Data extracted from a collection
☆ ☆ ☆ ☆ ☆ ☆ ☆
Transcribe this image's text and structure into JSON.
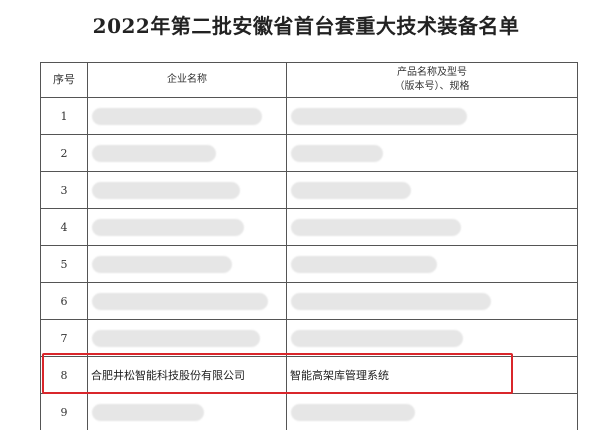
{
  "title": "2022年第二批安徽省首台套重大技术装备名单",
  "table": {
    "headers": [
      "序号",
      "企业名称",
      "产品名称及型号",
      "（版本号）、规格"
    ],
    "rows": [
      {
        "no": "1",
        "company": "",
        "product": "",
        "redacted": true
      },
      {
        "no": "2",
        "company": "",
        "product": "",
        "redacted": true
      },
      {
        "no": "3",
        "company": "",
        "product": "",
        "redacted": true
      },
      {
        "no": "4",
        "company": "",
        "product": "",
        "redacted": true
      },
      {
        "no": "5",
        "company": "",
        "product": "",
        "redacted": true
      },
      {
        "no": "6",
        "company": "",
        "product": "",
        "redacted": true
      },
      {
        "no": "7",
        "company": "",
        "product": "",
        "redacted": true
      },
      {
        "no": "8",
        "company": "合肥井松智能科技股份有限公司",
        "product": "智能高架库管理系统",
        "redacted": false,
        "highlighted": true
      },
      {
        "no": "9",
        "company": "",
        "product": "",
        "redacted": true
      }
    ]
  },
  "highlight_color": "#d9262b"
}
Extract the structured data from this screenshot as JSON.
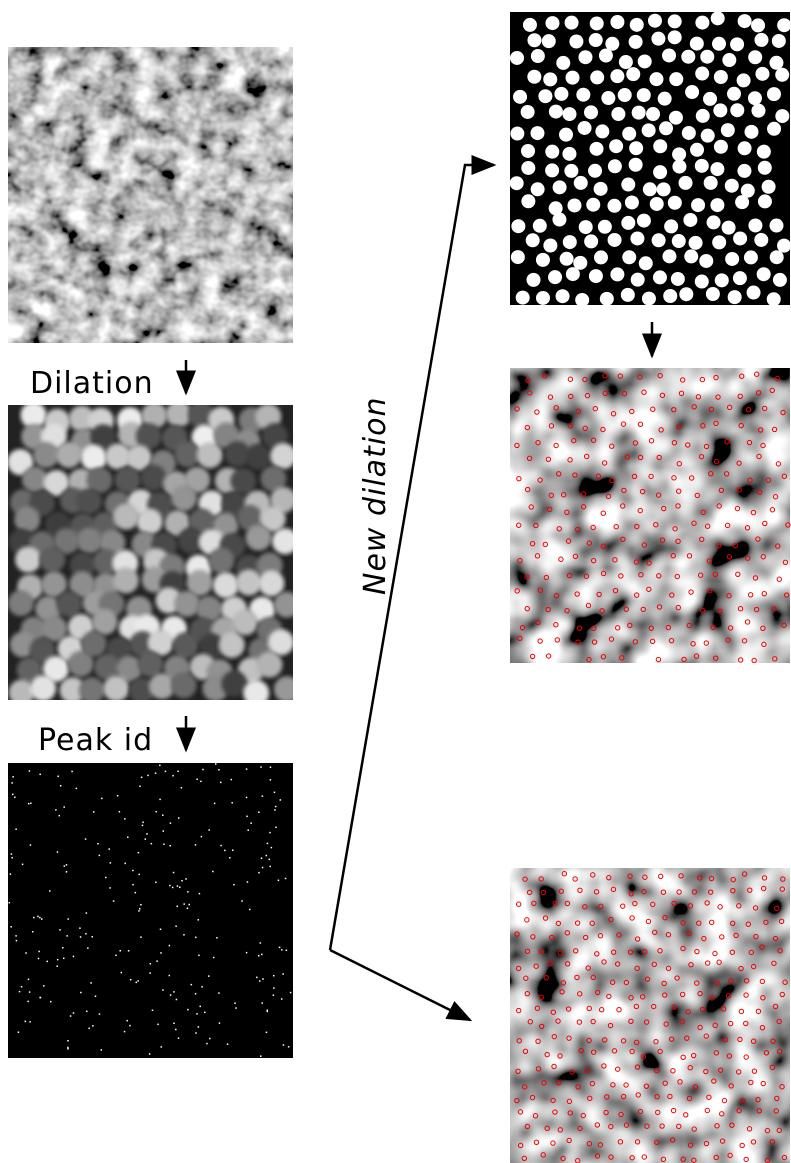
{
  "labels": {
    "dilation": "Dilation",
    "peak_id": "Peak id",
    "new_dilation": "New dilation"
  }
}
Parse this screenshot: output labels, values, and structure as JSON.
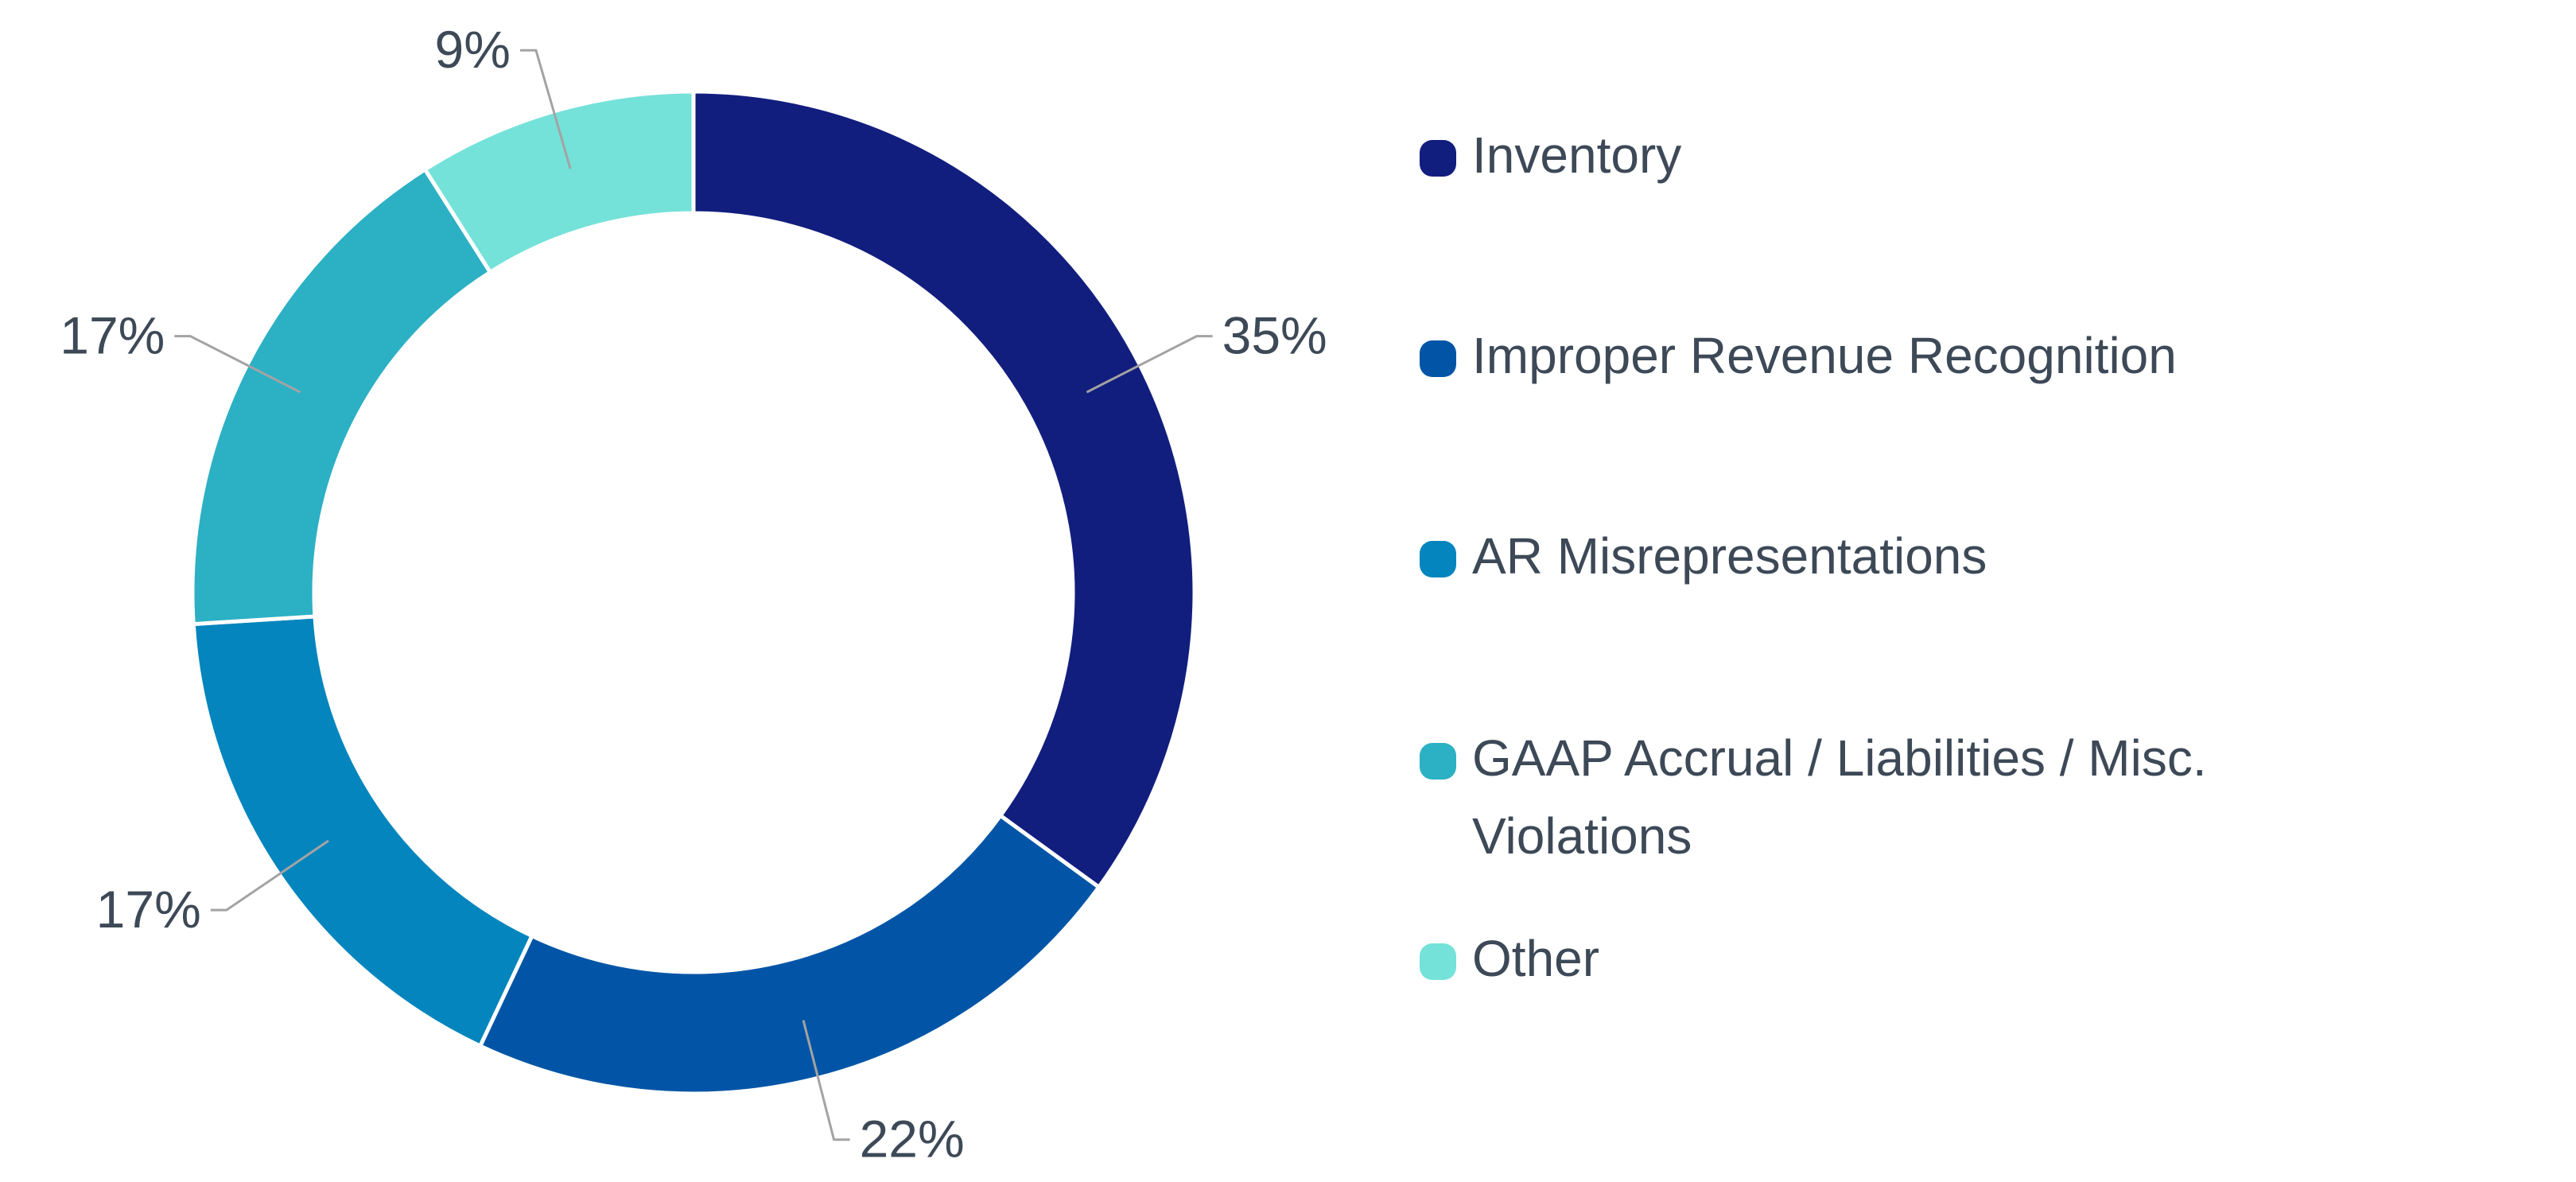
☆ ☆ ☆ ☆ ☆ ☆ ☆
The problem →
Reproduce each record from above exactly; pictures do not belong in the copy.

Written answer →
Transcribe this image's text and structure into JSON.
{
  "title": "2022年第二批安徽省首台套重大技术装备名单",
  "table": {
    "headers": [
      "序号",
      "企业名称",
      "产品名称及型号",
      "（版本号）、规格"
    ],
    "rows": [
      {
        "no": "1",
        "company": "",
        "product": "",
        "redacted": true
      },
      {
        "no": "2",
        "company": "",
        "product": "",
        "redacted": true
      },
      {
        "no": "3",
        "company": "",
        "product": "",
        "redacted": true
      },
      {
        "no": "4",
        "company": "",
        "product": "",
        "redacted": true
      },
      {
        "no": "5",
        "company": "",
        "product": "",
        "redacted": true
      },
      {
        "no": "6",
        "company": "",
        "product": "",
        "redacted": true
      },
      {
        "no": "7",
        "company": "",
        "product": "",
        "redacted": true
      },
      {
        "no": "8",
        "company": "合肥井松智能科技股份有限公司",
        "product": "智能高架库管理系统",
        "redacted": false,
        "highlighted": true
      },
      {
        "no": "9",
        "company": "",
        "product": "",
        "redacted": true
      }
    ]
  },
  "highlight_color": "#d9262b"
}
Extract the structured data from this screenshot as JSON.
{
  "labels": {
    "dilation": "Dilation",
    "peak_id": "Peak id",
    "new_dilation": "New dilation"
  }
}
Parse this screenshot: output labels, values, and structure as JSON.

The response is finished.